■ **WHAT NEEDS TO BE DONE**: Wherever the word "PRIVADAS" appears in a line, extract that line.

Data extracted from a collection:
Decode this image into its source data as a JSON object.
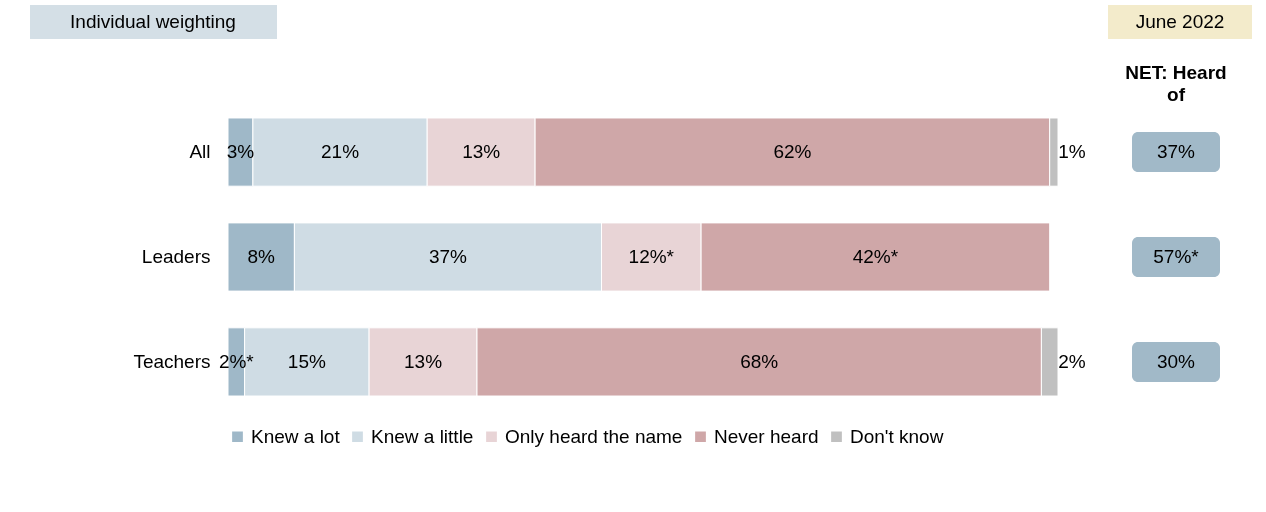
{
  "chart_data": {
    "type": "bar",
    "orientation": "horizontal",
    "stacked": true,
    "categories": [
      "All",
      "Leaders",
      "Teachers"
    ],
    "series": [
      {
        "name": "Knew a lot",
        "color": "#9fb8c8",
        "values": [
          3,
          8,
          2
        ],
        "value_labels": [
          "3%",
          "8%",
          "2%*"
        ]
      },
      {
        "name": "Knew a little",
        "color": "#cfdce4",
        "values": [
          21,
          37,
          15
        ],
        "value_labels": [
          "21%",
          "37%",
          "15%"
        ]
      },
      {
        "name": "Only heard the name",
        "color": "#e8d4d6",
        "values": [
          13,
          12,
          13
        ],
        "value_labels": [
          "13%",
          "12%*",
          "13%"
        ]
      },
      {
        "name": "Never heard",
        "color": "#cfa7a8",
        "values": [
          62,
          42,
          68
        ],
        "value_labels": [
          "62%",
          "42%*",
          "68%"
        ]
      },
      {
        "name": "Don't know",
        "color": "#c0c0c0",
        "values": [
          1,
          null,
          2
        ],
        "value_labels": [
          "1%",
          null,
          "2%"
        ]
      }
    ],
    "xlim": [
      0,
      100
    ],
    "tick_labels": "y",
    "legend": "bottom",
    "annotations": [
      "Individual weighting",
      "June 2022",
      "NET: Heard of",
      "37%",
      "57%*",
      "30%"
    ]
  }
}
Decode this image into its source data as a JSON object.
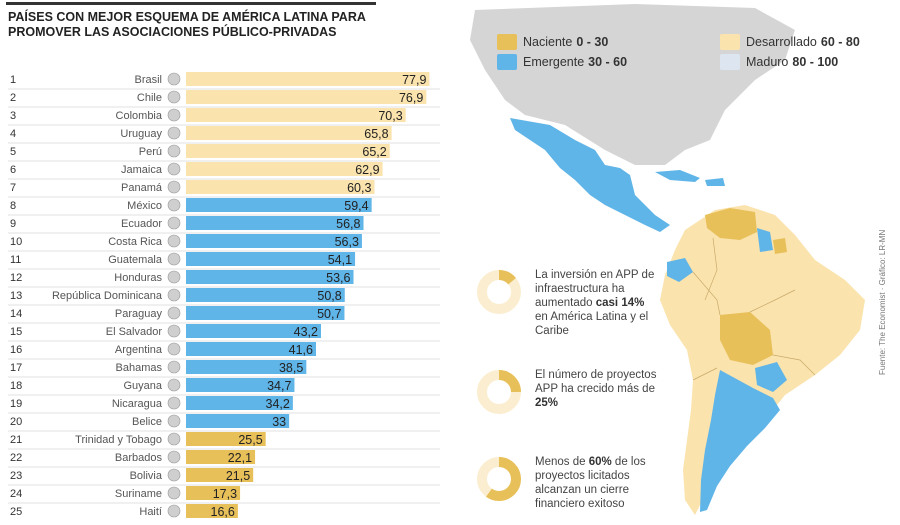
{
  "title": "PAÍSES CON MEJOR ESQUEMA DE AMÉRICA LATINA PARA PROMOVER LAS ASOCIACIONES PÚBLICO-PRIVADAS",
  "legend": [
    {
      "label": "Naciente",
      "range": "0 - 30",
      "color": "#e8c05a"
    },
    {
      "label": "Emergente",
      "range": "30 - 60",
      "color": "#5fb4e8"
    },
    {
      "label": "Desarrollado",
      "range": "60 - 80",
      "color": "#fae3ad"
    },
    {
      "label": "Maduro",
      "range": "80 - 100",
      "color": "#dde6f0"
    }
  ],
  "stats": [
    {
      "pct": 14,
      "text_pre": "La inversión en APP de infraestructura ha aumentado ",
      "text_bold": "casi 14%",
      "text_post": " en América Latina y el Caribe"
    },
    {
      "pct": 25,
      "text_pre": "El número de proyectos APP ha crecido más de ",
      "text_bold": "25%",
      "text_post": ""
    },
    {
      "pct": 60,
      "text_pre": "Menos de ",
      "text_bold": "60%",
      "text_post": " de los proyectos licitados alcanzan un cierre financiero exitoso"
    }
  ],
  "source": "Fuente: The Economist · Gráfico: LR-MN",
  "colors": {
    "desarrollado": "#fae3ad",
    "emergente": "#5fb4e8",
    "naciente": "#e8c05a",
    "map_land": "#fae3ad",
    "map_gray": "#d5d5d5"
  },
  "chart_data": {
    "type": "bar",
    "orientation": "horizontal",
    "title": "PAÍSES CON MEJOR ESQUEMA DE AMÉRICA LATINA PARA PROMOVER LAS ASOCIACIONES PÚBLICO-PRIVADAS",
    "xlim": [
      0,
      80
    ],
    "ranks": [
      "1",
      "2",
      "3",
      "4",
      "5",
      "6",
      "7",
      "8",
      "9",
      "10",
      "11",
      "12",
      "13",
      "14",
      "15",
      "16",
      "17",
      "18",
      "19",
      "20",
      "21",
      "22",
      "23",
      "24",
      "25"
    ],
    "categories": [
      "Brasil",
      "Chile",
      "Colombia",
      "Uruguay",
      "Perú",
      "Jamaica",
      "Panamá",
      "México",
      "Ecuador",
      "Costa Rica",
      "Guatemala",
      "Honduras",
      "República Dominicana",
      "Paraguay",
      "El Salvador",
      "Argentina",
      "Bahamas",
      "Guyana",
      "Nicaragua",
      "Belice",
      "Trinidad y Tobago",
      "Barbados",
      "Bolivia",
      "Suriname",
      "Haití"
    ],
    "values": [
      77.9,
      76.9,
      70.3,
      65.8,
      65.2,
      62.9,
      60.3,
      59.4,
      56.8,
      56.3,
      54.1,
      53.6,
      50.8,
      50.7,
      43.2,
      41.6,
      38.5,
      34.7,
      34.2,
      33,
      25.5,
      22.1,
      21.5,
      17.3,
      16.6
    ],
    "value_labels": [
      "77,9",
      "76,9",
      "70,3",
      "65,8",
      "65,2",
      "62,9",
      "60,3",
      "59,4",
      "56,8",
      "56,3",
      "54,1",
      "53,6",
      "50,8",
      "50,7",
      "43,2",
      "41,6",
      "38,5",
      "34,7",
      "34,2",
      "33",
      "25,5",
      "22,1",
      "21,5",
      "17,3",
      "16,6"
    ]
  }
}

■ **RESULT OF THIS TASK**:
  "title": "PAÍSES CON MEJOR ESQUEMA DE AMÉRICA LATINA PARA PROMOVER LAS ASOCIACIONES PÚBLICO-PRIVADAS",
    "title": "PAÍSES CON MEJOR ESQUEMA DE AMÉRICA LATINA PARA PROMOVER LAS ASOCIACIONES PÚBLICO-PRIVADAS",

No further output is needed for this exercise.